(Records contained in a dataset)
┌──
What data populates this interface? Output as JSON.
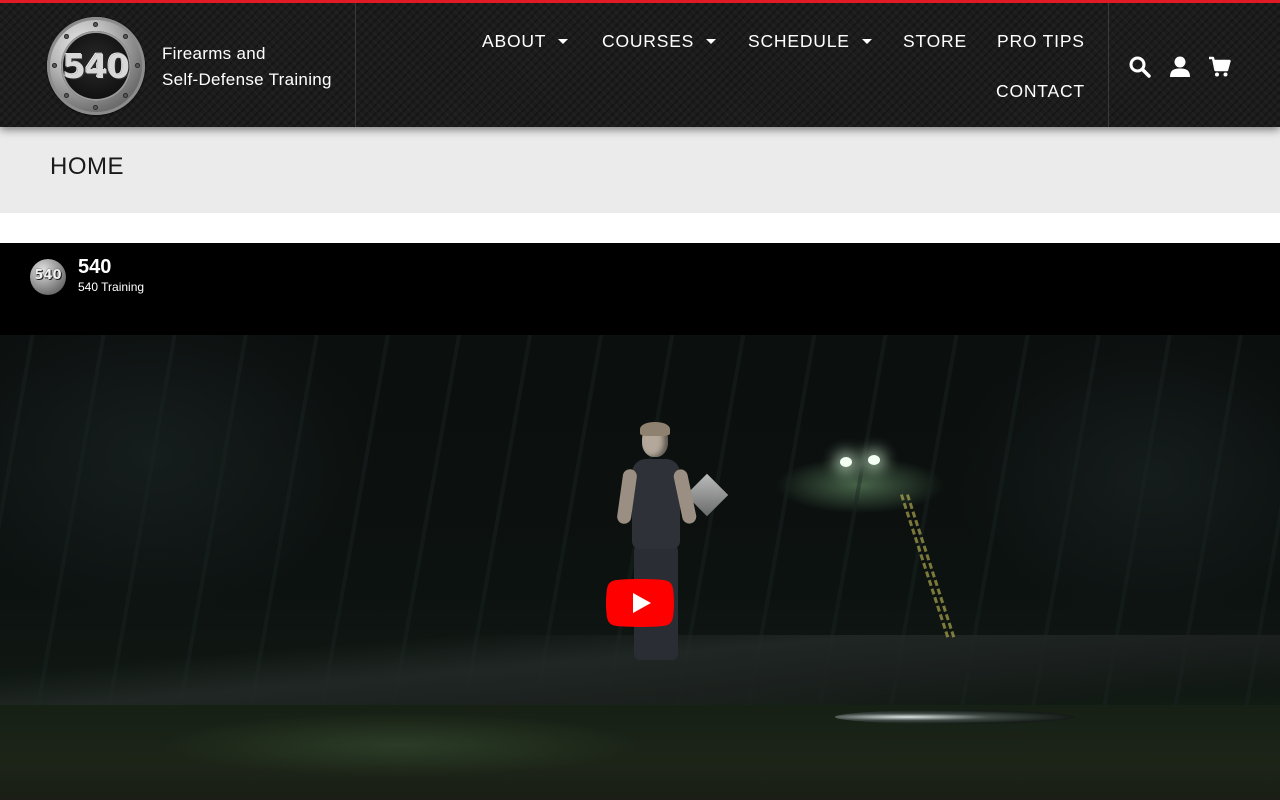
{
  "brand": {
    "logo_text": "540",
    "tagline_line1": "Firearms and",
    "tagline_line2": "Self-Defense Training"
  },
  "nav": {
    "items": [
      {
        "label": "ABOUT",
        "has_dropdown": true
      },
      {
        "label": "COURSES",
        "has_dropdown": true
      },
      {
        "label": "SCHEDULE",
        "has_dropdown": true
      },
      {
        "label": "STORE",
        "has_dropdown": false
      },
      {
        "label": "PRO TIPS",
        "has_dropdown": false
      },
      {
        "label": "CONTACT",
        "has_dropdown": false
      }
    ]
  },
  "header_icons": [
    "search-icon",
    "user-icon",
    "cart-icon"
  ],
  "breadcrumb": {
    "current": "HOME"
  },
  "video": {
    "channel_logo_text": "540",
    "channel_title": "540",
    "channel_subtitle": "540 Training",
    "play_button_color": "#ff0000"
  },
  "colors": {
    "accent": "#e01b24",
    "header_bg": "#1c1c1c",
    "subbar_bg": "#ebebeb"
  }
}
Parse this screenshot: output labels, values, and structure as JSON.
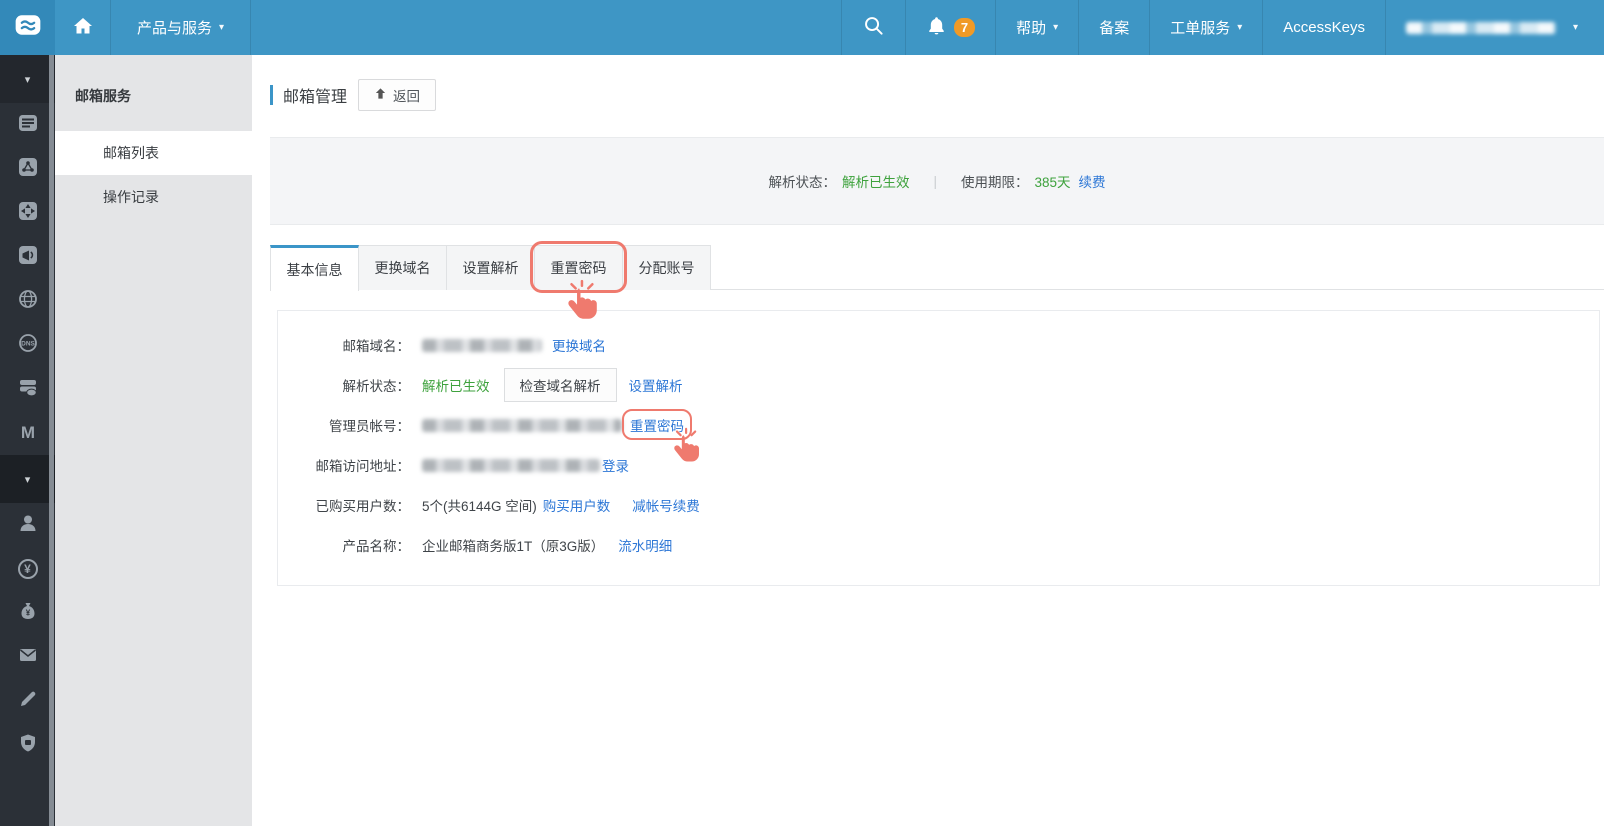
{
  "topbar": {
    "product_services": "产品与服务",
    "caret": "▾",
    "notifications": {
      "count": "7"
    },
    "help": "帮助",
    "beian": "备案",
    "ticket_service": "工单服务",
    "accesskeys": "AccessKeys"
  },
  "iconbar": {
    "group1_icons": [
      "server-list",
      "app-nodes",
      "cross-arrows",
      "announce",
      "globe",
      "dns",
      "storage",
      "letter-m"
    ],
    "group2_icons": [
      "user",
      "yen-circle",
      "money-bag",
      "envelope",
      "pencil",
      "shield"
    ],
    "glyphs": {
      "m": "M",
      "yen": "¥",
      "dns": "DNS"
    },
    "collapse_caret": "▾"
  },
  "subsidebar": {
    "header": "邮箱服务",
    "items": [
      {
        "label": "邮箱列表",
        "selected": true
      },
      {
        "label": "操作记录",
        "selected": false
      }
    ]
  },
  "page": {
    "title": "邮箱管理",
    "back_label": "返回"
  },
  "statusbar": {
    "resolve_label": "解析状态：",
    "resolve_value": "解析已生效",
    "divider": "|",
    "period_label": "使用期限：",
    "period_value": "385天",
    "renew_link": "续费"
  },
  "tabs": [
    {
      "label": "基本信息",
      "active": true
    },
    {
      "label": "更换域名",
      "active": false
    },
    {
      "label": "设置解析",
      "active": false
    },
    {
      "label": "重置密码",
      "active": false,
      "annotated": true
    },
    {
      "label": "分配账号",
      "active": false
    }
  ],
  "details": {
    "rows": [
      {
        "label": "邮箱域名：",
        "redacted": true,
        "link": "更换域名"
      },
      {
        "label": "解析状态：",
        "value": "解析已生效",
        "button": "检查域名解析",
        "link": "设置解析"
      },
      {
        "label": "管理员帐号：",
        "redacted": true,
        "link": "重置密码",
        "annotated": true
      },
      {
        "label": "邮箱访问地址：",
        "redacted": true,
        "link": "登录"
      },
      {
        "label": "已购买用户数：",
        "value": "5个(共6144G 空间)",
        "link": "购买用户数",
        "link2": "减帐号续费"
      },
      {
        "label": "产品名称：",
        "value": "企业邮箱商务版1T（原3G版）",
        "link": "流水明细"
      }
    ]
  },
  "colors": {
    "topbar_blue": "#3E96C5",
    "logo_blue": "#3389B9",
    "sidebar_dark": "#2B3037",
    "accent_blue": "#3B95C8",
    "link_blue": "#2D77D6",
    "success_green": "#3EA23D",
    "badge_orange": "#F09A26",
    "annotation_coral": "#EF7A6E"
  }
}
└──
• _Set exercise_
Extract every line of the data exactly; pictures stay out.

• _Final result_
What data populates this interface? Output as JSON.
{
  "brand": {
    "logo_text": "540",
    "tagline_line1": "Firearms and",
    "tagline_line2": "Self-Defense Training"
  },
  "nav": {
    "items": [
      {
        "label": "ABOUT",
        "has_dropdown": true
      },
      {
        "label": "COURSES",
        "has_dropdown": true
      },
      {
        "label": "SCHEDULE",
        "has_dropdown": true
      },
      {
        "label": "STORE",
        "has_dropdown": false
      },
      {
        "label": "PRO TIPS",
        "has_dropdown": false
      },
      {
        "label": "CONTACT",
        "has_dropdown": false
      }
    ]
  },
  "header_icons": [
    "search-icon",
    "user-icon",
    "cart-icon"
  ],
  "breadcrumb": {
    "current": "HOME"
  },
  "video": {
    "channel_logo_text": "540",
    "channel_title": "540",
    "channel_subtitle": "540 Training",
    "play_button_color": "#ff0000"
  },
  "colors": {
    "accent": "#e01b24",
    "header_bg": "#1c1c1c",
    "subbar_bg": "#ebebeb"
  }
}
Parse this screenshot: output labels, values, and structure as JSON.
{
  "topbar": {
    "product_services": "产品与服务",
    "caret": "▾",
    "notifications": {
      "count": "7"
    },
    "help": "帮助",
    "beian": "备案",
    "ticket_service": "工单服务",
    "accesskeys": "AccessKeys"
  },
  "iconbar": {
    "group1_icons": [
      "server-list",
      "app-nodes",
      "cross-arrows",
      "announce",
      "globe",
      "dns",
      "storage",
      "letter-m"
    ],
    "group2_icons": [
      "user",
      "yen-circle",
      "money-bag",
      "envelope",
      "pencil",
      "shield"
    ],
    "glyphs": {
      "m": "M",
      "yen": "¥",
      "dns": "DNS"
    },
    "collapse_caret": "▾"
  },
  "subsidebar": {
    "header": "邮箱服务",
    "items": [
      {
        "label": "邮箱列表",
        "selected": true
      },
      {
        "label": "操作记录",
        "selected": false
      }
    ]
  },
  "page": {
    "title": "邮箱管理",
    "back_label": "返回"
  },
  "statusbar": {
    "resolve_label": "解析状态：",
    "resolve_value": "解析已生效",
    "divider": "|",
    "period_label": "使用期限：",
    "period_value": "385天",
    "renew_link": "续费"
  },
  "tabs": [
    {
      "label": "基本信息",
      "active": true
    },
    {
      "label": "更换域名",
      "active": false
    },
    {
      "label": "设置解析",
      "active": false
    },
    {
      "label": "重置密码",
      "active": false,
      "annotated": true
    },
    {
      "label": "分配账号",
      "active": false
    }
  ],
  "details": {
    "rows": [
      {
        "label": "邮箱域名：",
        "redacted": true,
        "link": "更换域名"
      },
      {
        "label": "解析状态：",
        "value": "解析已生效",
        "button": "检查域名解析",
        "link": "设置解析"
      },
      {
        "label": "管理员帐号：",
        "redacted": true,
        "link": "重置密码",
        "annotated": true
      },
      {
        "label": "邮箱访问地址：",
        "redacted": true,
        "link": "登录"
      },
      {
        "label": "已购买用户数：",
        "value": "5个(共6144G 空间)",
        "link": "购买用户数",
        "link2": "减帐号续费"
      },
      {
        "label": "产品名称：",
        "value": "企业邮箱商务版1T（原3G版）",
        "link": "流水明细"
      }
    ]
  },
  "colors": {
    "topbar_blue": "#3E96C5",
    "logo_blue": "#3389B9",
    "sidebar_dark": "#2B3037",
    "accent_blue": "#3B95C8",
    "link_blue": "#2D77D6",
    "success_green": "#3EA23D",
    "badge_orange": "#F09A26",
    "annotation_coral": "#EF7A6E"
  }
}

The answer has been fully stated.